— Start —

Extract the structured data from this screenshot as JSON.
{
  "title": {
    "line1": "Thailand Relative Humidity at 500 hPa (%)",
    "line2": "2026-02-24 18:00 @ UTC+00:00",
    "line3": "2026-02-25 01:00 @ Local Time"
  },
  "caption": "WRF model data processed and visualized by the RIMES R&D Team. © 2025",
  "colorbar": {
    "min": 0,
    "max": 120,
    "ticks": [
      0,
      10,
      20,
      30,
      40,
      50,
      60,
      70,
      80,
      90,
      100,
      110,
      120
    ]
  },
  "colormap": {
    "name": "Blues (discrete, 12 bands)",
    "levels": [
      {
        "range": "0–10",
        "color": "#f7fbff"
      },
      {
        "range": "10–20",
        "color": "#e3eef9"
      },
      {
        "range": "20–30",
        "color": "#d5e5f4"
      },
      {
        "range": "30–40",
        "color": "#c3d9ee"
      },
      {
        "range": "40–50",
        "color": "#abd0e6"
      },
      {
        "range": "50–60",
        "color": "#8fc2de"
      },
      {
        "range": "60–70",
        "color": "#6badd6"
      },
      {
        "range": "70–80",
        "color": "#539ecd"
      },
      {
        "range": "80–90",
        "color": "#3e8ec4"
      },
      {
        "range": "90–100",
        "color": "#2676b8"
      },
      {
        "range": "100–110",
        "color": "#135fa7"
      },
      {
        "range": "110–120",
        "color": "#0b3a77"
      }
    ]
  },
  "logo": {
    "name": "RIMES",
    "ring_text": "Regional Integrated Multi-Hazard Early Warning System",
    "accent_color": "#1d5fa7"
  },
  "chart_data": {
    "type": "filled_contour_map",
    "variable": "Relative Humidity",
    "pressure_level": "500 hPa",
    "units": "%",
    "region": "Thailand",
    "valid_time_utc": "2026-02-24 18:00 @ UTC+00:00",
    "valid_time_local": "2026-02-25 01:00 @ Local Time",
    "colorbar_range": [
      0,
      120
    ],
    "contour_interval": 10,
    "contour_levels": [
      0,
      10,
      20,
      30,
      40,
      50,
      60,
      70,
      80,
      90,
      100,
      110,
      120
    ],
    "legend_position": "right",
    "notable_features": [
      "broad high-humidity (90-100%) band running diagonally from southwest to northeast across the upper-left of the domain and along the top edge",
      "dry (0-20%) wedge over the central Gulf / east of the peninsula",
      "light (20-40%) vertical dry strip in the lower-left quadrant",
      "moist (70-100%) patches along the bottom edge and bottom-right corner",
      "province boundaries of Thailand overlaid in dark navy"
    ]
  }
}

— End —
— Start —

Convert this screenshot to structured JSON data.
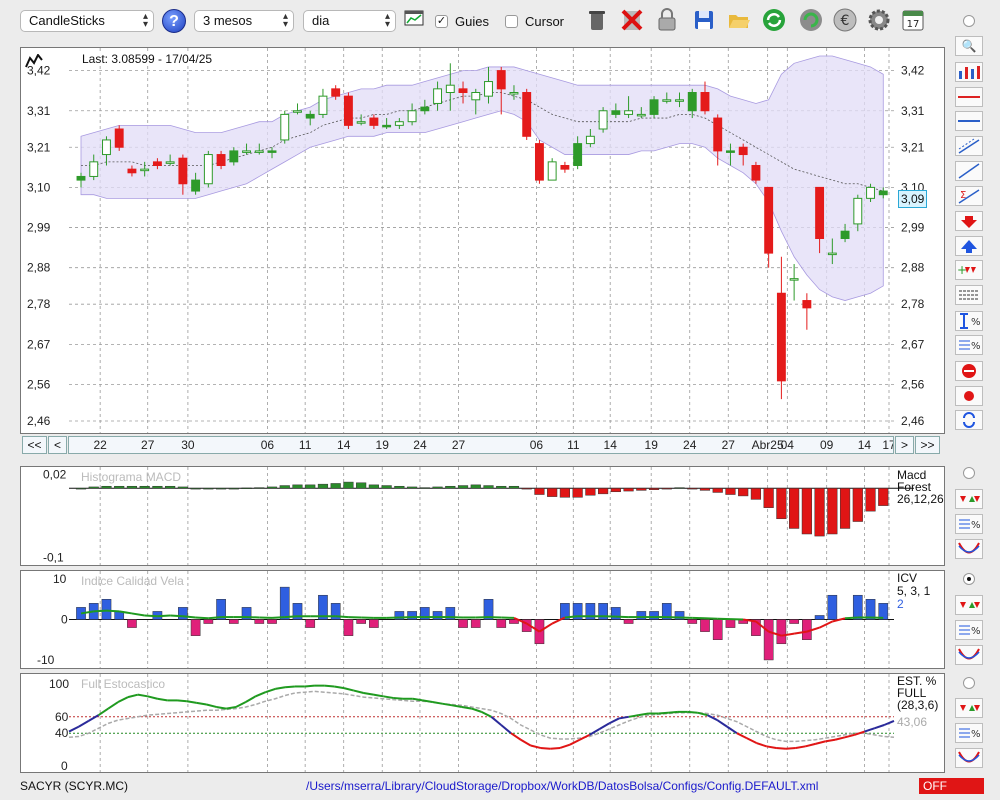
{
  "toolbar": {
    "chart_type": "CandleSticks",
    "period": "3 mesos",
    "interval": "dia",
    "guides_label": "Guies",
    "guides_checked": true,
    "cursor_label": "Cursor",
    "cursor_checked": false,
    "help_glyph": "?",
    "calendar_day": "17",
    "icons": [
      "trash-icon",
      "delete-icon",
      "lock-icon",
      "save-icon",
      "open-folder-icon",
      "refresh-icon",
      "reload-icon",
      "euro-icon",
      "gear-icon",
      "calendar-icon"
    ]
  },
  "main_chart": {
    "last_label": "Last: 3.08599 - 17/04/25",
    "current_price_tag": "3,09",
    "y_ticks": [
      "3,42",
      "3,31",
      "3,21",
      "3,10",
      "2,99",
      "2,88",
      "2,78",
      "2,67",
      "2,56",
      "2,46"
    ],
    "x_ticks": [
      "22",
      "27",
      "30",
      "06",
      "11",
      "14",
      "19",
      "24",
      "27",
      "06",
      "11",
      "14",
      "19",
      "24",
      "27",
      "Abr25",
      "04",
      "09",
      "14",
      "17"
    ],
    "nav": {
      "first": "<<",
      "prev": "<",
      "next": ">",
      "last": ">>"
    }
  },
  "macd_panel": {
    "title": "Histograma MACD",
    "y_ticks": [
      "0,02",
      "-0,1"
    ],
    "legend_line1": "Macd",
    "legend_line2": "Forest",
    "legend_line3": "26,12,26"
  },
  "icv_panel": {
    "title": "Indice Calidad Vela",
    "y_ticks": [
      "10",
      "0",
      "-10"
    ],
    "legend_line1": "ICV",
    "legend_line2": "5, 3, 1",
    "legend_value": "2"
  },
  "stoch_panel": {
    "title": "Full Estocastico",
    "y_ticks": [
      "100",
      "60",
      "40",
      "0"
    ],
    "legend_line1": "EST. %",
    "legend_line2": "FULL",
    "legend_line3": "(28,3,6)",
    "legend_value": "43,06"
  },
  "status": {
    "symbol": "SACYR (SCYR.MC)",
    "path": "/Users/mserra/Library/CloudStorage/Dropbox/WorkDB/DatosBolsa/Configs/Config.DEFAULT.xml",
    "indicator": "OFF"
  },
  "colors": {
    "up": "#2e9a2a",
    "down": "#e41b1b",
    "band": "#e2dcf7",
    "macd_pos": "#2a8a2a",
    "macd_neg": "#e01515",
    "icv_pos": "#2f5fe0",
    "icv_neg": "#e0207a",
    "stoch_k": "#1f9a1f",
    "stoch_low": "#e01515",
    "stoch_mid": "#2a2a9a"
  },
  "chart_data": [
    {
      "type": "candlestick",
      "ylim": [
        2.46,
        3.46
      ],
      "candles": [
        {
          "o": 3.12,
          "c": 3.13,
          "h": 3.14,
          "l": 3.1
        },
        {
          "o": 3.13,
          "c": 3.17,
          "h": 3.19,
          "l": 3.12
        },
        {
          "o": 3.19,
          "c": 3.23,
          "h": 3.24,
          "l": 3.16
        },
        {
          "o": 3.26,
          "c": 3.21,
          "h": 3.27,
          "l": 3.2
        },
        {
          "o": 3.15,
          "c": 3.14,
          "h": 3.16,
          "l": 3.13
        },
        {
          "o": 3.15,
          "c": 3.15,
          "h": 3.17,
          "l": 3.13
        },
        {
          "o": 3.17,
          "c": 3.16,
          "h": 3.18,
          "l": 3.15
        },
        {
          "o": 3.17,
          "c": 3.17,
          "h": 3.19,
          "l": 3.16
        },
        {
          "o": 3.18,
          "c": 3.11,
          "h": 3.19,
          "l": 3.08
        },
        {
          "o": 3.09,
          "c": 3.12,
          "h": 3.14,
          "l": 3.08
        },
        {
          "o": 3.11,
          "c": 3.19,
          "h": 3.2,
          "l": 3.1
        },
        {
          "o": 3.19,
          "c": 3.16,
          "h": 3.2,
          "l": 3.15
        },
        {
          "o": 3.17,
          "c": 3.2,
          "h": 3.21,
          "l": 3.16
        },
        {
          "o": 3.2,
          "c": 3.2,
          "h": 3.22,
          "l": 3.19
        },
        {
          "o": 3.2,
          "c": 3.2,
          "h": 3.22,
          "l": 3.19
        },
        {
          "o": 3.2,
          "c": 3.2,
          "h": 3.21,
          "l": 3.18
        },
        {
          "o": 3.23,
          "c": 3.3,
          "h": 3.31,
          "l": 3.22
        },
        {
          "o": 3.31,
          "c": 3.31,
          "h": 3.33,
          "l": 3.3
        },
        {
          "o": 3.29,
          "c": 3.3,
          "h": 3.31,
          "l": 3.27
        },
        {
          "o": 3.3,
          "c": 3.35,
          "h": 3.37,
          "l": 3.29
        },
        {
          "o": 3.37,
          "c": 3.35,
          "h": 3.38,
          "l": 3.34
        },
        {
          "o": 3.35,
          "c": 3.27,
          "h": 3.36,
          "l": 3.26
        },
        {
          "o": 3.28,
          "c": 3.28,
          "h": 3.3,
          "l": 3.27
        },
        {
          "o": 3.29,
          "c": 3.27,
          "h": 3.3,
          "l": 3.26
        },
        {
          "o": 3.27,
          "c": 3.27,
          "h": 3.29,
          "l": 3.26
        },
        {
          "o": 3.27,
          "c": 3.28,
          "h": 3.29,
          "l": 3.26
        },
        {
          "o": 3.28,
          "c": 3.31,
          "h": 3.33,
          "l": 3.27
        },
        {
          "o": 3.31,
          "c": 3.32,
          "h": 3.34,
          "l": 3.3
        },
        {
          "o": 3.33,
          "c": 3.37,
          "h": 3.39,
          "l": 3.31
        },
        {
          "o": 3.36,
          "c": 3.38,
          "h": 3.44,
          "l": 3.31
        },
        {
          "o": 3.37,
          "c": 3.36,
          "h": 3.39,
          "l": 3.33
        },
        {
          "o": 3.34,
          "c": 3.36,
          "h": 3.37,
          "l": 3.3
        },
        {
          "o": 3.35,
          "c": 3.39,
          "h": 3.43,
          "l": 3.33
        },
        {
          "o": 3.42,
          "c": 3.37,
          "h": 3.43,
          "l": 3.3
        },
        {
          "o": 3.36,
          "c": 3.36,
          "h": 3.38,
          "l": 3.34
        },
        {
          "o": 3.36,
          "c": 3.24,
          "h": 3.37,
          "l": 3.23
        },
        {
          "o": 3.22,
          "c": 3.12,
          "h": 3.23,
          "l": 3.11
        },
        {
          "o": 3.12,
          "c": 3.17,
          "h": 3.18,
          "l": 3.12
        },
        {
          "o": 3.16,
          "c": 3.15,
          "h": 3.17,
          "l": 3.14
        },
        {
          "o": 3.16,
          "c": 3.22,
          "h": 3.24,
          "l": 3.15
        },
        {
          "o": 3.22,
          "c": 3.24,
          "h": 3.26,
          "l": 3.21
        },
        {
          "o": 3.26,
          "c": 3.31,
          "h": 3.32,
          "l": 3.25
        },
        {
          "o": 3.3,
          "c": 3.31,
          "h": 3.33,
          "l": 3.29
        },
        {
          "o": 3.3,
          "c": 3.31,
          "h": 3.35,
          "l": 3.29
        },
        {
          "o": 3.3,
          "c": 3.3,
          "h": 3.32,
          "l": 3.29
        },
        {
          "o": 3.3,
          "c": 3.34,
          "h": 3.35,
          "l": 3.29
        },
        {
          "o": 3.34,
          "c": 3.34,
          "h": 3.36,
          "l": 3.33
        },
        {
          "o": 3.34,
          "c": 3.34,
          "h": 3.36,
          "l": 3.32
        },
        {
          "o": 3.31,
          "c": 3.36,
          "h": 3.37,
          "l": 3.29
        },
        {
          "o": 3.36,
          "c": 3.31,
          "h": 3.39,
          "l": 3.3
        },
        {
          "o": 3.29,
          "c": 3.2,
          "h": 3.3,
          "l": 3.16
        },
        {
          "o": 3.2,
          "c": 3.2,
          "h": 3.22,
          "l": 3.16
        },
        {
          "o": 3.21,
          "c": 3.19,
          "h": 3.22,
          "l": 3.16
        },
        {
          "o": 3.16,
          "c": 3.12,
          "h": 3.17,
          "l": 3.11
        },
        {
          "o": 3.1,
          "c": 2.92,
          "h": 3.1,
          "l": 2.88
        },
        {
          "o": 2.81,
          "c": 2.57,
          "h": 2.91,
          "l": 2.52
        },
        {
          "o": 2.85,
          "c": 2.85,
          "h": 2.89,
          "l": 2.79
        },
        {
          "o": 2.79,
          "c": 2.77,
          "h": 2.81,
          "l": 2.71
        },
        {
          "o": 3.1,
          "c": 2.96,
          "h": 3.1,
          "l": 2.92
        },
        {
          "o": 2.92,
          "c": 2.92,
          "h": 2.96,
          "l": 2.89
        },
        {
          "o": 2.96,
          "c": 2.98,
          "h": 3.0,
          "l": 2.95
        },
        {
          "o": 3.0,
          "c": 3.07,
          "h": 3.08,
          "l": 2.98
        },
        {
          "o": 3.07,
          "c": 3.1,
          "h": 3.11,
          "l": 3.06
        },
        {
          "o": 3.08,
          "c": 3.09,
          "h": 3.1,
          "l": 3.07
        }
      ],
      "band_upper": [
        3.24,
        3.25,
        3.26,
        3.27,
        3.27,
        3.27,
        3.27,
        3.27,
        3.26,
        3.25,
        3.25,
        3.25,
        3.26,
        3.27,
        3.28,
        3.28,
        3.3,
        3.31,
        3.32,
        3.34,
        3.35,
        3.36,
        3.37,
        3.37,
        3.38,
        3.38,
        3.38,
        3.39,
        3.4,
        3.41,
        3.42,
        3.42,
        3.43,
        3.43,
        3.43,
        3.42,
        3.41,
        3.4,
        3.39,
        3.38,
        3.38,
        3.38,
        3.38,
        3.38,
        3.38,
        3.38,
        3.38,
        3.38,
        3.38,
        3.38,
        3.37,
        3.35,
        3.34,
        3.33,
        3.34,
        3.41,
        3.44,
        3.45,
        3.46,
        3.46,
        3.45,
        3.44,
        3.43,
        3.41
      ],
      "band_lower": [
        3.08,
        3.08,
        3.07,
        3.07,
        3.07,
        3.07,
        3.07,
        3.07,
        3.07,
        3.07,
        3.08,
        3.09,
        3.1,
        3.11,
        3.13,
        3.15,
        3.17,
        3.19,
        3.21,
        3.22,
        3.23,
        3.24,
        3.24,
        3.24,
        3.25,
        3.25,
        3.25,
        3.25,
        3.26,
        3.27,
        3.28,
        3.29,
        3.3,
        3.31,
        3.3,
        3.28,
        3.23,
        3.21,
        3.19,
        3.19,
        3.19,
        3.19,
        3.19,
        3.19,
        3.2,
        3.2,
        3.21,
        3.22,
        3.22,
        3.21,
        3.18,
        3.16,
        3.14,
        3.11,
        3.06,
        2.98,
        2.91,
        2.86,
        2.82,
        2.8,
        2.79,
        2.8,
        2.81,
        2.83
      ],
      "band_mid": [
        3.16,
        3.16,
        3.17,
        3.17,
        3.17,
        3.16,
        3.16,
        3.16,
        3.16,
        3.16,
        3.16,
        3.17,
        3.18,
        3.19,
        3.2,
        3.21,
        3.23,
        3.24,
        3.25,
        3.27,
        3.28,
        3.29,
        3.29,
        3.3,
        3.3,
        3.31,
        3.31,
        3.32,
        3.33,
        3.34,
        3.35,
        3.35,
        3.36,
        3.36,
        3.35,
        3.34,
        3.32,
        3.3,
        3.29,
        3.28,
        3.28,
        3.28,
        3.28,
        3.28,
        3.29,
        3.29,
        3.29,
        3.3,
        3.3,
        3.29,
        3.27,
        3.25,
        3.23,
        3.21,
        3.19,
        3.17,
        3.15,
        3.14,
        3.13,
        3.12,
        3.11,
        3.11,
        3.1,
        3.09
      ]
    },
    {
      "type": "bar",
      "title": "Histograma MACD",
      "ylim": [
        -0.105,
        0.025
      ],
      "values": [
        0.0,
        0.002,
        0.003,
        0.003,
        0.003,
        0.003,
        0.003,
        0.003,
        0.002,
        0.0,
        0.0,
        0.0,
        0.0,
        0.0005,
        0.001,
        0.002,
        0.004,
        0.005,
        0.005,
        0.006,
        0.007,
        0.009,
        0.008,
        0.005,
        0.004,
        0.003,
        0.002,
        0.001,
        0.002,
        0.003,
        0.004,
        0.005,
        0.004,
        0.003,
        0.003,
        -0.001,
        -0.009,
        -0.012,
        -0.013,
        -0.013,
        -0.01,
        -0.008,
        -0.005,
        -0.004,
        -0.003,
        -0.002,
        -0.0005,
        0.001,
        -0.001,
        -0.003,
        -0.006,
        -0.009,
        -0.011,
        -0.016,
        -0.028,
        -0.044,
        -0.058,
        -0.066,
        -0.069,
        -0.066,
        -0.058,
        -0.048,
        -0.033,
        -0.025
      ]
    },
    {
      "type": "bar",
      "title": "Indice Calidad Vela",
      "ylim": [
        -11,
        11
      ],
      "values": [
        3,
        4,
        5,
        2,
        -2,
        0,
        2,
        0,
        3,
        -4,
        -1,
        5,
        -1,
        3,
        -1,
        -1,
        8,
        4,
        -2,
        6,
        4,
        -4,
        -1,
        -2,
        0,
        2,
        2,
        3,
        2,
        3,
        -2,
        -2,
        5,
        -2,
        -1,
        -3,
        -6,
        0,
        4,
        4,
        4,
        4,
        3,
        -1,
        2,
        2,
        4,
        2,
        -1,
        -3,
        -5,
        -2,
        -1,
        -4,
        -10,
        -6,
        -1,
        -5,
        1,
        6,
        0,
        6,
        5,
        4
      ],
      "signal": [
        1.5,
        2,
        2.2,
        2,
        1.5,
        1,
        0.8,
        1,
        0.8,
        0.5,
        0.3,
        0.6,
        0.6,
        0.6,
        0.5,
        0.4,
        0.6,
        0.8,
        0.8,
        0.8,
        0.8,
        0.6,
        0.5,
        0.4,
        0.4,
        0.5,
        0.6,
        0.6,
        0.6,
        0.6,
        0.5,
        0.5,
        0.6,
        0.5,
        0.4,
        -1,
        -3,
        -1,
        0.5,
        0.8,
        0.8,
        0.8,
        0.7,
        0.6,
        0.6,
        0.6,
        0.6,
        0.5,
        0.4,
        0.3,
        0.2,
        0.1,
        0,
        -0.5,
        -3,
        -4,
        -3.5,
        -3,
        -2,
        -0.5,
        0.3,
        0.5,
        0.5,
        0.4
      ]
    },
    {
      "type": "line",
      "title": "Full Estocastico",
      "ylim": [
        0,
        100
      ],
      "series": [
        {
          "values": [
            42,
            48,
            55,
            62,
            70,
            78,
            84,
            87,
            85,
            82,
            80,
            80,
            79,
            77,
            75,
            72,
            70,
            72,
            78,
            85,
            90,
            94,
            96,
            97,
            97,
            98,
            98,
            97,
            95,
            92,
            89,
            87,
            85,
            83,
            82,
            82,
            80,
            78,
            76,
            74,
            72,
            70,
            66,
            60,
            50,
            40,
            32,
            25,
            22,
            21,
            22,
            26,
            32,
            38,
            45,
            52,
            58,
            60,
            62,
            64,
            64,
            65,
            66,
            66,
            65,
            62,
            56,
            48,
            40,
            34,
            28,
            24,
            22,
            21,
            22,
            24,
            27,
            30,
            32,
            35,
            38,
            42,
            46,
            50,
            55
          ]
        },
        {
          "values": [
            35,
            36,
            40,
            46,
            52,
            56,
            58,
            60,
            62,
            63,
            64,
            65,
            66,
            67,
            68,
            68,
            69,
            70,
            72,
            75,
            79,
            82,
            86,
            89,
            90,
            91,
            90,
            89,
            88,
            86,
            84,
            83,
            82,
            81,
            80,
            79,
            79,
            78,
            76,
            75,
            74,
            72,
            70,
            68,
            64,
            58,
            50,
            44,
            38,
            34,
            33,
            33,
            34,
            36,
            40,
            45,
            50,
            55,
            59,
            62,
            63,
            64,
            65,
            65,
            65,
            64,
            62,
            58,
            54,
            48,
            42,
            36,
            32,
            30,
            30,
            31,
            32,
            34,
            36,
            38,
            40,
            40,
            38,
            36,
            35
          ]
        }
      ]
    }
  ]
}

— End —

**Stated task**.
Give nothing but the count of lines in the listing above that hold the string "from".

**Result of this task**.
2